» Problem to work on
Reproduce the whole listing, character for character.

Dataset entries
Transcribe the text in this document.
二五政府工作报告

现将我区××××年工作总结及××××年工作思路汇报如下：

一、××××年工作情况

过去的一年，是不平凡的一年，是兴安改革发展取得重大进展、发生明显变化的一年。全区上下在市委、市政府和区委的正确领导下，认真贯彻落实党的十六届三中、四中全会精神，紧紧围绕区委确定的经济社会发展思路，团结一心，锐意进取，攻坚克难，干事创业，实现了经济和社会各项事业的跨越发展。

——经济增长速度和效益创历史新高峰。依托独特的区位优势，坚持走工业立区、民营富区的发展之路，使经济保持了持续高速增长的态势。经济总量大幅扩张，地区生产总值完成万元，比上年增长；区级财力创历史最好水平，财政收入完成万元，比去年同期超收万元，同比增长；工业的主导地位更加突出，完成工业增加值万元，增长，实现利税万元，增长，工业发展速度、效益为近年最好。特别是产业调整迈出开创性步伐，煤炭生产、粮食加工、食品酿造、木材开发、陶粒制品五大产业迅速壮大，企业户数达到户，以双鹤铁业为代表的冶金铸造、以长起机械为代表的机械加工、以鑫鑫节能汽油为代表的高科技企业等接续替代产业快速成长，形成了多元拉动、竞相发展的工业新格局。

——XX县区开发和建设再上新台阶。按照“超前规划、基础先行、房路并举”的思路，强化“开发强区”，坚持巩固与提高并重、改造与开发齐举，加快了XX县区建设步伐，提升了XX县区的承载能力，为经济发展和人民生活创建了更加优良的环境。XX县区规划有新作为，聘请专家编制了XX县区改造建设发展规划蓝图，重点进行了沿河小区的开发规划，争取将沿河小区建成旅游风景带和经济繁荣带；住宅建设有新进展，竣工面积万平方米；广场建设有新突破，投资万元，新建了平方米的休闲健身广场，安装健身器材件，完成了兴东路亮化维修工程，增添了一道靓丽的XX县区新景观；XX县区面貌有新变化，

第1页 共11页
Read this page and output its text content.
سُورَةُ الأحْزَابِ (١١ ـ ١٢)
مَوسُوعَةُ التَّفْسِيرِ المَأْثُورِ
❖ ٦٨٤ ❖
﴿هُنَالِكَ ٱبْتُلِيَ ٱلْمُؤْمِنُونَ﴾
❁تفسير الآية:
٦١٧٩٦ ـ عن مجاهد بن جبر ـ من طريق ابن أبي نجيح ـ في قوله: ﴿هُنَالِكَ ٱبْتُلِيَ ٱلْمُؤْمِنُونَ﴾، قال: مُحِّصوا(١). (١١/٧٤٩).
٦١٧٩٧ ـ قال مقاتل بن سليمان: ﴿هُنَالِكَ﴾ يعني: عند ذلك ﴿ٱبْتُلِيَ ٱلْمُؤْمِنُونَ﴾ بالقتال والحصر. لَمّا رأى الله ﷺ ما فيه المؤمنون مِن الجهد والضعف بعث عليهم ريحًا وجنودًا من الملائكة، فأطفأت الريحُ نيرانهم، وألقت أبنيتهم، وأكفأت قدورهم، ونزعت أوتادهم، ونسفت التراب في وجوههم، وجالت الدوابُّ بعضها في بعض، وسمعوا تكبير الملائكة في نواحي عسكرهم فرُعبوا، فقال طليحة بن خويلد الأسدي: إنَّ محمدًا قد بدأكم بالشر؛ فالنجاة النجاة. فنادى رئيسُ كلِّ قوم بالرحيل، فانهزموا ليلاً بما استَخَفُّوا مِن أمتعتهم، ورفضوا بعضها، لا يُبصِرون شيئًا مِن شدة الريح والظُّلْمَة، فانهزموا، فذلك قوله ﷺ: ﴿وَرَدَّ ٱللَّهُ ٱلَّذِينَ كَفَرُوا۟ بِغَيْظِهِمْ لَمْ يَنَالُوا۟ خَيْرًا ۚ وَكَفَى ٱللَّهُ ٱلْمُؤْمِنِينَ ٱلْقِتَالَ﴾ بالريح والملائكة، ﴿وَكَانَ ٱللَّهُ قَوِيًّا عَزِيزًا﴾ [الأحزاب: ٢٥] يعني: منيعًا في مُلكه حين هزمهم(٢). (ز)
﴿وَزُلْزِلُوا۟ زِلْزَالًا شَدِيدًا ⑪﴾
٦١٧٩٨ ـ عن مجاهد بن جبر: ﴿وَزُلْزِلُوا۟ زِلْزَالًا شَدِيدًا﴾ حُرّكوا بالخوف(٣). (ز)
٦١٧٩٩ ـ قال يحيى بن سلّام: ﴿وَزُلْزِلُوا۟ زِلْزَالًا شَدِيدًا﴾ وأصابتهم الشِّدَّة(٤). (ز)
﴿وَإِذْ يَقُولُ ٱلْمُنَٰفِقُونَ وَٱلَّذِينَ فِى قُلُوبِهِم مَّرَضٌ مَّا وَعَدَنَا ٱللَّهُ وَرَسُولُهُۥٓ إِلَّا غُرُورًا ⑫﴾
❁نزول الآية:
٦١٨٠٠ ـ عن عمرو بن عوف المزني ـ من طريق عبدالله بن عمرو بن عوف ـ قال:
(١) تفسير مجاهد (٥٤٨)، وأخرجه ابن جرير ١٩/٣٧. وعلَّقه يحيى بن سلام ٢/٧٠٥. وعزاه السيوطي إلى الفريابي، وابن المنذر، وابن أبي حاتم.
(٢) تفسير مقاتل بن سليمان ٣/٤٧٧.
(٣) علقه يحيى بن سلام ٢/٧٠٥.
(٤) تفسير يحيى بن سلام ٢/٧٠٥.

» Reply
Transcribe the text in this document.
二五政府工作报告

现将我区××××年工作总结及××××年工作思路汇报如下：

一、××××年工作情况

过去的一年，是不平凡的一年，是兴安改革发展取得重大进展、发生明显变化的一年。全区上下在市委、市政府和区委的正确领导下，认真贯彻落实党的十六届三中、四中全会精神，紧紧围绕区委确定的经济社会发展思路，团结一心，锐意进取，攻坚克难，干事创业，实现了经济和社会各项事业的跨越发展。

——经济增长速度和效益创历史新高峰。依托独特的区位优势，坚持走工业立区、民营富区的发展之路，使经济保持了持续高速增长的态势。经济总量大幅扩张，地区生产总值完成万元，比上年增长；区级财力创历史最好水平，财政收入完成万元，比去年同期超收万元，同比增长；工业的主导地位更加突出，完成工业增加值万元，增长，实现利税万元，增长，工业发展速度、效益为近年最好。特别是产业调整迈出开创性步伐，煤炭生产、粮食加工、食品酿造、木材开发、陶粒制品五大产业迅速壮大，企业户数达到户，以双鹤铁业为代表的冶金铸造、以长起机械为代表的机械加工、以鑫鑫节能汽油为代表的高科技企业等接续替代产业快速成长，形成了多元拉动、竞相发展的工业新格局。

——XX县区开发和建设再上新台阶。按照“超前规划、基础先行、房路并举”的思路，强化“开发强区”，坚持巩固与提高并重、改造与开发齐举，加快了XX县区建设步伐，提升了XX县区的承载能力，为经济发展和人民生活创建了更加优良的环境。XX县区规划有新作为，聘请专家编制了XX县区改造建设发展规划蓝图，重点进行了沿河小区的开发规划，争取将沿河小区建成旅游风景带和经济繁荣带；住宅建设有新进展，竣工面积万平方米；广场建设有新突破，投资万元，新建了平方米的休闲健身广场，安装健身器材件，完成了兴东路亮化维修工程，增添了一道靓丽的XX县区新景观；XX县区面貌有新变化，

第1页 共11页
Read this page and output its text content.
سُورَةُ الأحْزَابِ (١١ ـ ١٢)
مَوسُوعَةُ التَّفْسِيرِ المَأْثُورِ
❖ ٦٨٤ ❖
﴿هُنَالِكَ ٱبْتُلِيَ ٱلْمُؤْمِنُونَ﴾
❁تفسير الآية:
٦١٧٩٦ ـ عن مجاهد بن جبر ـ من طريق ابن أبي نجيح ـ في قوله: ﴿هُنَالِكَ ٱبْتُلِيَ ٱلْمُؤْمِنُونَ﴾، قال: مُحِّصوا(١). (١١/٧٤٩).
٦١٧٩٧ ـ قال مقاتل بن سليمان: ﴿هُنَالِكَ﴾ يعني: عند ذلك ﴿ٱبْتُلِيَ ٱلْمُؤْمِنُونَ﴾ بالقتال والحصر. لَمّا رأى الله ﷺ ما فيه المؤمنون مِن الجهد والضعف بعث عليهم ريحًا وجنودًا من الملائكة، فأطفأت الريحُ نيرانهم، وألقت أبنيتهم، وأكفأت قدورهم، ونزعت أوتادهم، ونسفت التراب في وجوههم، وجالت الدوابُّ بعضها في بعض، وسمعوا تكبير الملائكة في نواحي عسكرهم فرُعبوا، فقال طليحة بن خويلد الأسدي: إنَّ محمدًا قد بدأكم بالشر؛ فالنجاة النجاة. فنادى رئيسُ كلِّ قوم بالرحيل، فانهزموا ليلاً بما استَخَفُّوا مِن أمتعتهم، ورفضوا بعضها، لا يُبصِرون شيئًا مِن شدة الريح والظُّلْمَة، فانهزموا، فذلك قوله ﷺ: ﴿وَرَدَّ ٱللَّهُ ٱلَّذِينَ كَفَرُوا۟ بِغَيْظِهِمْ لَمْ يَنَالُوا۟ خَيْرًا ۚ وَكَفَى ٱللَّهُ ٱلْمُؤْمِنِينَ ٱلْقِتَالَ﴾ بالريح والملائكة، ﴿وَكَانَ ٱللَّهُ قَوِيًّا عَزِيزًا﴾ [الأحزاب: ٢٥] يعني: منيعًا في مُلكه حين هزمهم(٢). (ز)
﴿وَزُلْزِلُوا۟ زِلْزَالًا شَدِيدًا ⑪﴾
٦١٧٩٨ ـ عن مجاهد بن جبر: ﴿وَزُلْزِلُوا۟ زِلْزَالًا شَدِيدًا﴾ حُرّكوا بالخوف(٣). (ز)
٦١٧٩٩ ـ قال يحيى بن سلّام: ﴿وَزُلْزِلُوا۟ زِلْزَالًا شَدِيدًا﴾ وأصابتهم الشِّدَّة(٤). (ز)
﴿وَإِذْ يَقُولُ ٱلْمُنَٰفِقُونَ وَٱلَّذِينَ فِى قُلُوبِهِم مَّرَضٌ مَّا وَعَدَنَا ٱللَّهُ وَرَسُولُهُۥٓ إِلَّا غُرُورًا ⑫﴾
❁نزول الآية:
٦١٨٠٠ ـ عن عمرو بن عوف المزني ـ من طريق عبدالله بن عمرو بن عوف ـ قال:
(١) تفسير مجاهد (٥٤٨)، وأخرجه ابن جرير ١٩/٣٧. وعلَّقه يحيى بن سلام ٢/٧٠٥. وعزاه السيوطي إلى الفريابي، وابن المنذر، وابن أبي حاتم.
(٢) تفسير مقاتل بن سليمان ٣/٤٧٧.
(٣) علقه يحيى بن سلام ٢/٧٠٥.
(٤) تفسير يحيى بن سلام ٢/٧٠٥.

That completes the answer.